— BEGIN —

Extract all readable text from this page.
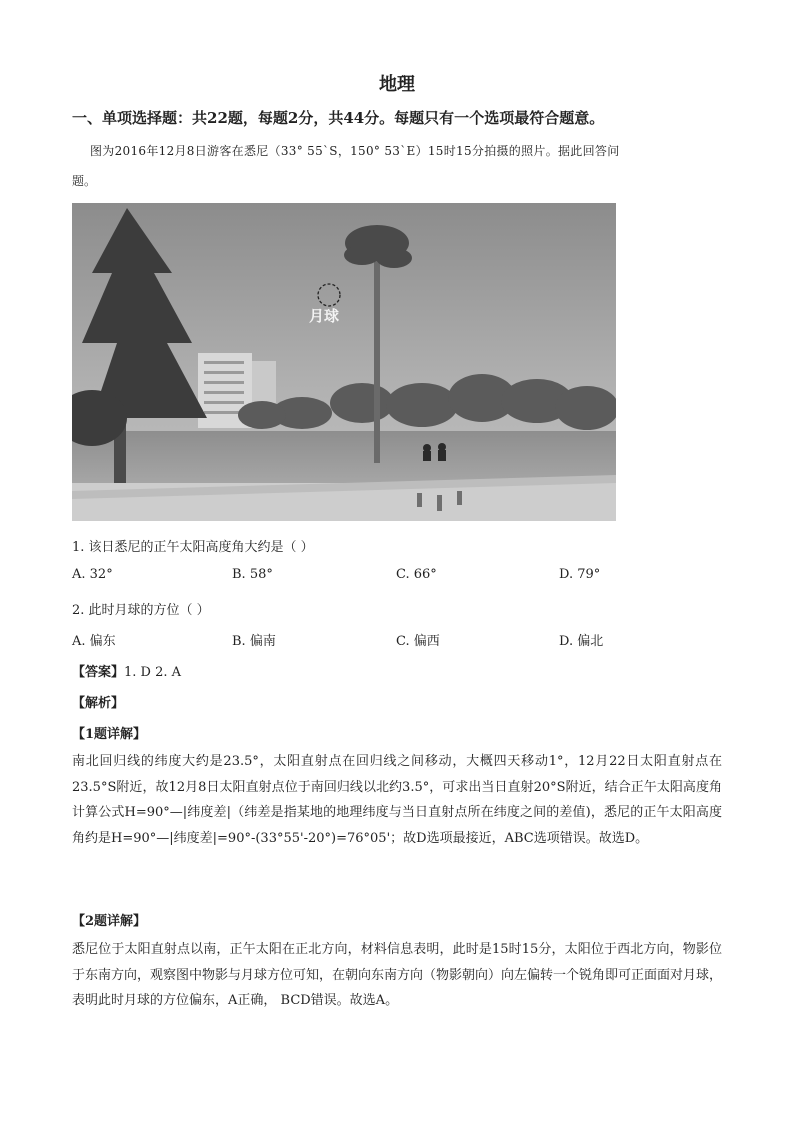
地理
一、单项选择题：共22题，每题2分，共44分。每题只有一个选项最符合题意。
图为2016年12月8日游客在悉尼（33° 55`S，150° 53`E）15时15分拍摄的照片。据此回答问
题。
月球
1. 该日悉尼的正午太阳高度角大约是（ ）
A. 32°	B. 58°	C. 66°	D. 79°
2. 此时月球的方位（ ）
A. 偏东	B. 偏南	C. 偏西	D. 偏北
【答案】1. D 2. A
【解析】
【1题详解】
南北回归线的纬度大约是23.5°，太阳直射点在回归线之间移动，大概四天移动1°，12月22日太阳直射点在23.5°S附近，故12月8日太阳直射点位于南回归线以北约3.5°，可求出当日直射20°S附近，结合正午太阳高度角计算公式H=90°—|纬度差|（纬差是指某地的地理纬度与当日直射点所在纬度之间的差值)，悉尼的正午太阳高度角约是H=90°—|纬度差|=90°-(33°55'-20°)=76°05'；故D选项最接近，ABC选项错误。故选D。
【2题详解】
悉尼位于太阳直射点以南，正午太阳在正北方向，材料信息表明，此时是15时15分，太阳位于西北方向，物影位于东南方向，观察图中物影与月球方位可知，在朝向东南方向（物影朝向）向左偏转一个锐角即可正面面对月球，表明此时月球的方位偏东，A正确， BCD错误。故选A。
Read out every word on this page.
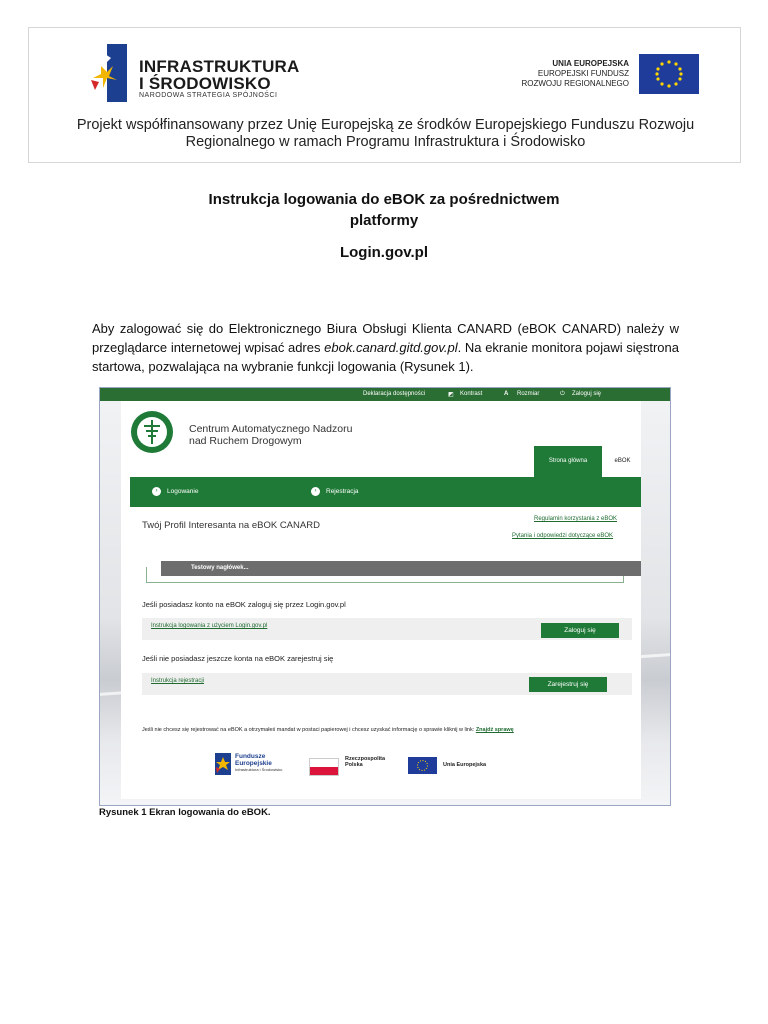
INFRASTRUKTURA
I ŚRODOWISKO
NARODOWA STRATEGIA SPÓJNOŚCI
UNIA EUROPEJSKA
EUROPEJSKI FUNDUSZ
ROZWOJU REGIONALNEGO
Projekt współfinansowany przez Unię Europejską ze środków Europejskiego Funduszu Rozwoju
Regionalnego w ramach Programu Infrastruktura i Środowisko
Instrukcja logowania do eBOK za pośrednictwem
platformy
Login.gov.pl
Aby zalogować się do Elektronicznego Biura Obsługi Klienta CANARD (eBOK CANARD) należy w przeglądarce internetowej wpisać adres ebok.canard.gitd.gov.pl. Na ekranie monitora pojawi sięstrona startowa, pozwalająca na wybranie funkcji logowania (Rysunek 1).
Deklaracja dostępności	◩ Kontrast	A Rozmiar	⏻ Zaloguj się
Centrum Automatycznego Nadzoru
nad Ruchem Drogowym
Strona główna	eBOK
› Logowanie	› Rejestracja
Twój Profil Interesanta na eBOK CANARD
Regulamin korzystania z eBOK
Pytania i odpowiedzi dotyczące eBOK
Testowy nagłówek...
Jeśli posiadasz konto na eBOK zaloguj się przez Login.gov.pl
Instrukcja logowania z użyciem Login.gov.pl
Zaloguj się
Jeśli nie posiadasz jeszcze konta na eBOK zarejestruj się
Instrukcja rejestracji	Zarejestruj się
Jeśli nie chcesz się rejestrować na eBOK a otrzymałeś mandat w postaci papierowej i chcesz uzyskać informację o sprawie kliknij w link: Znajdź sprawę
Fundusze
Europejskie
Infrastruktura i Środowisko
Rzeczpospolita
Polska	Unia Europejska
Rysunek 1 Ekran logowania do eBOK.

— END —

EXERCISE REQUIREMENTS =
Extract every line above containing the word "Login".

SOLUTION TO THIS EXERCISE =
Login.gov.pl
Jeśli posiadasz konto na eBOK zaloguj się przez Login.gov.pl
Instrukcja logowania z użyciem Login.gov.pl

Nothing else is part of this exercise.